*WORK INSTRUCTIONS*
Your task is to copy every line of the entries that contains "Llanquihue".

*DATA FOR PROCESSING*
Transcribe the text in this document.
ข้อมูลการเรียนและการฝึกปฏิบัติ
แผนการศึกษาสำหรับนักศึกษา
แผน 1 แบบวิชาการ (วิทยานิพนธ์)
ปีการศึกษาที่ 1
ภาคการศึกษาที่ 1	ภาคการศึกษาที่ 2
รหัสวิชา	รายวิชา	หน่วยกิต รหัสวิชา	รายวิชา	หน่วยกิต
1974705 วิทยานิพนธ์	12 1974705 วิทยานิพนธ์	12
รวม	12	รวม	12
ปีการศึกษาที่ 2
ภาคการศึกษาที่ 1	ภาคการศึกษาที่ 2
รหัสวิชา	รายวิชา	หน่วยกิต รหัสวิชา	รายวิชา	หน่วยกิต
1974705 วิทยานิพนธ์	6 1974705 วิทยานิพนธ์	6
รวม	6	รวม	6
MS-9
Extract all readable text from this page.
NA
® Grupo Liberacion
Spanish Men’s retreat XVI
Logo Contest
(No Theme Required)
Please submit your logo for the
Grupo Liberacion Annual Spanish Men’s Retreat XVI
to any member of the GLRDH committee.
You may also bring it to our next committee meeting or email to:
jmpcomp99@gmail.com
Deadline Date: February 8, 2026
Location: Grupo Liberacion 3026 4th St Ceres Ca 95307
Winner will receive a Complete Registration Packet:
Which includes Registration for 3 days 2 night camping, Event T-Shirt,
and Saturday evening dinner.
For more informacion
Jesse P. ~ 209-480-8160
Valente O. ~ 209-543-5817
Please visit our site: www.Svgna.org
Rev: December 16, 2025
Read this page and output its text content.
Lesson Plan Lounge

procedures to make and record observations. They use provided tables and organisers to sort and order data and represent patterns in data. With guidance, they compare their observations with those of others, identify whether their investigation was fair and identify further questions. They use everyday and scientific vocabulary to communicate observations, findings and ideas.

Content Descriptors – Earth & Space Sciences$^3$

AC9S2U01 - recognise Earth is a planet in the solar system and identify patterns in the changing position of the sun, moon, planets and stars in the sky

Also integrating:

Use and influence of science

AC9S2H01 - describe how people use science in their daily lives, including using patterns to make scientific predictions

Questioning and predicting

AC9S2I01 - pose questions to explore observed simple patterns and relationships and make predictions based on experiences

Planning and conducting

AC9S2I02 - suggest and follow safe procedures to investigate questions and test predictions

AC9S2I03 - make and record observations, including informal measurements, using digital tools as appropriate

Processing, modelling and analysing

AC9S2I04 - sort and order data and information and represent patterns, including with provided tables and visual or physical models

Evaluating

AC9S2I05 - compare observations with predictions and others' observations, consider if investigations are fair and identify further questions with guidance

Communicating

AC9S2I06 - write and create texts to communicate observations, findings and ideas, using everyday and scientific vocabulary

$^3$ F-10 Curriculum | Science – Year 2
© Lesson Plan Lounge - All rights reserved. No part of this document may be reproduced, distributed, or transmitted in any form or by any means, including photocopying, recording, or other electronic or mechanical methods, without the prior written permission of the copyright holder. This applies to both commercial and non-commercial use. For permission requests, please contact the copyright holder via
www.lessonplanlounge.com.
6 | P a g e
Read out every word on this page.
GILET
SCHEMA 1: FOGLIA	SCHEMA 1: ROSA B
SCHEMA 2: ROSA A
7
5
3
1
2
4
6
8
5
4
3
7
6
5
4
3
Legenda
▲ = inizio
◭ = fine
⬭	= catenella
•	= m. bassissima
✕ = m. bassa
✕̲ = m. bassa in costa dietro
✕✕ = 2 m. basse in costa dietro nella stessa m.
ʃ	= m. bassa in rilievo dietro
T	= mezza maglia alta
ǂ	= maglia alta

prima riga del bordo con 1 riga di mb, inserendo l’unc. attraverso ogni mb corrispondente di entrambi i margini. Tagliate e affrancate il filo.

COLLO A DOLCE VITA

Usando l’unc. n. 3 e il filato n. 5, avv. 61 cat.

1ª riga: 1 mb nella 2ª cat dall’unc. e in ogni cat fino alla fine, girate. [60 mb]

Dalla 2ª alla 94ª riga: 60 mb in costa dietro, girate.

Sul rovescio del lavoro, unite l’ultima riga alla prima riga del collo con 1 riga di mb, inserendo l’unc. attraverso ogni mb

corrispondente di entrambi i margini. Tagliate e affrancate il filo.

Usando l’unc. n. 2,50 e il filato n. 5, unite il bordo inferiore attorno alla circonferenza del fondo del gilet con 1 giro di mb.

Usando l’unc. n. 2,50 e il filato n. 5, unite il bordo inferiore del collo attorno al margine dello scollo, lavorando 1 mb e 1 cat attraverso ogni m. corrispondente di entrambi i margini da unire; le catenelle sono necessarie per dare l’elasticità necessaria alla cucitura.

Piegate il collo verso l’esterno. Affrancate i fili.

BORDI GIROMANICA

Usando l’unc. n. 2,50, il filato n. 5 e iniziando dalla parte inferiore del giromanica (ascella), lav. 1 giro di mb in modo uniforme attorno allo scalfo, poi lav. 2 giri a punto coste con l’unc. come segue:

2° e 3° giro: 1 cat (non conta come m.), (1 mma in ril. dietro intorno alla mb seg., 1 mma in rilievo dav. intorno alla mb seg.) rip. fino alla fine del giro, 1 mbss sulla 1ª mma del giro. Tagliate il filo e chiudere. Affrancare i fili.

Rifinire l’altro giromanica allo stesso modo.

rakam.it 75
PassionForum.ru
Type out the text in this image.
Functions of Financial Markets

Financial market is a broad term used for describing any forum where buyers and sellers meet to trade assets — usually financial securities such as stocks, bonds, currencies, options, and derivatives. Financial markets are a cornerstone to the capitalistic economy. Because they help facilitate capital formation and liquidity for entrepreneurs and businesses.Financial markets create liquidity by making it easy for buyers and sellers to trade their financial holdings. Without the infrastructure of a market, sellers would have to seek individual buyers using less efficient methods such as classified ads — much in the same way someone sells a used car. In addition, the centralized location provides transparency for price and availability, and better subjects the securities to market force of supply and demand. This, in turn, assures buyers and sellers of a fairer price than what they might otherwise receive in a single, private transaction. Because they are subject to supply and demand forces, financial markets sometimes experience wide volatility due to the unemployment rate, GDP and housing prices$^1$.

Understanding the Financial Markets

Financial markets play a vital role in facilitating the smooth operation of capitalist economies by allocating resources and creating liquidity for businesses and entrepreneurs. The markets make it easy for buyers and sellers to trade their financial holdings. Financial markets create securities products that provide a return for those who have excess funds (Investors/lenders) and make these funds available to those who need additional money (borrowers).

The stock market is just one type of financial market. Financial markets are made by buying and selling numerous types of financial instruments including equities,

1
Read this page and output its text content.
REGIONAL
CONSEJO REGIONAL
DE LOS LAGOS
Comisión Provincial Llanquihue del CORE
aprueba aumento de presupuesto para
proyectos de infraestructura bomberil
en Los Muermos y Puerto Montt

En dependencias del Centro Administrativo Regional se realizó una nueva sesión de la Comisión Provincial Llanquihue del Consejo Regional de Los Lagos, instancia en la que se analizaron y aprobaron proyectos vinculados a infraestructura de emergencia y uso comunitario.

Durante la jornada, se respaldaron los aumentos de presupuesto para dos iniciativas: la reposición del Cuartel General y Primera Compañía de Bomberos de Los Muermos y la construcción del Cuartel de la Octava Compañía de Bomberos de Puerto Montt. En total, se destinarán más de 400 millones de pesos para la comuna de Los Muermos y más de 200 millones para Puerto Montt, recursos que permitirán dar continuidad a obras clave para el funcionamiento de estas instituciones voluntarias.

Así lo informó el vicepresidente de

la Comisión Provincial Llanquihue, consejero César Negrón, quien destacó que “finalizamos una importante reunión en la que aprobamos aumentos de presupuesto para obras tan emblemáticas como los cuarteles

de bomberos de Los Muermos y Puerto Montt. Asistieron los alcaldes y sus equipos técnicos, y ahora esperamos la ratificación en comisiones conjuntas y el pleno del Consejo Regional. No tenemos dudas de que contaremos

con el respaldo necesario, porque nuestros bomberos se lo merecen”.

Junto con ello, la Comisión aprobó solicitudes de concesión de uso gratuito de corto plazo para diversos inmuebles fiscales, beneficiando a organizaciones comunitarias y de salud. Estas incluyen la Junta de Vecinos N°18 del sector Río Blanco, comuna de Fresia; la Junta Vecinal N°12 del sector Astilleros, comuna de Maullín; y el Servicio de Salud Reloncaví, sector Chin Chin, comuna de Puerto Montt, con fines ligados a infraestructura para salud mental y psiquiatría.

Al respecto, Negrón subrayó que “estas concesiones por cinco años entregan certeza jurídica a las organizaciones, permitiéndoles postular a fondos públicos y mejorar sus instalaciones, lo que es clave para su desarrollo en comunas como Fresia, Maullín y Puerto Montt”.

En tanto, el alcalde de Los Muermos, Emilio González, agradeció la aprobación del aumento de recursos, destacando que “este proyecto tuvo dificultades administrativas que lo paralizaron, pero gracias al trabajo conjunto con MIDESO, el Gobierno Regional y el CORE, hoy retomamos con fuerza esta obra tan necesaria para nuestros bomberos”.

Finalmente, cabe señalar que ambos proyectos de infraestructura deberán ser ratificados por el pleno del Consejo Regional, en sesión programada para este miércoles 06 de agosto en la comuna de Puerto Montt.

*WRITTEN ANSWER*
Comisión Provincial Llanquihue del CORE
En dependencias del Centro Administrativo Regional se realizó una nueva sesión de la Comisión Provincial Llanquihue del Consejo Regional de Los Lagos, instancia en la que se analizaron y aprobaron proyectos vinculados a infraestructura de emergencia y uso comunitario.
la Comisión Provincial Llanquihue, consejero César Negrón, quien destacó que “finalizamos una importante reunión en la que aprobamos aumentos de presupuesto para obras tan emblemáticas como los cuarteles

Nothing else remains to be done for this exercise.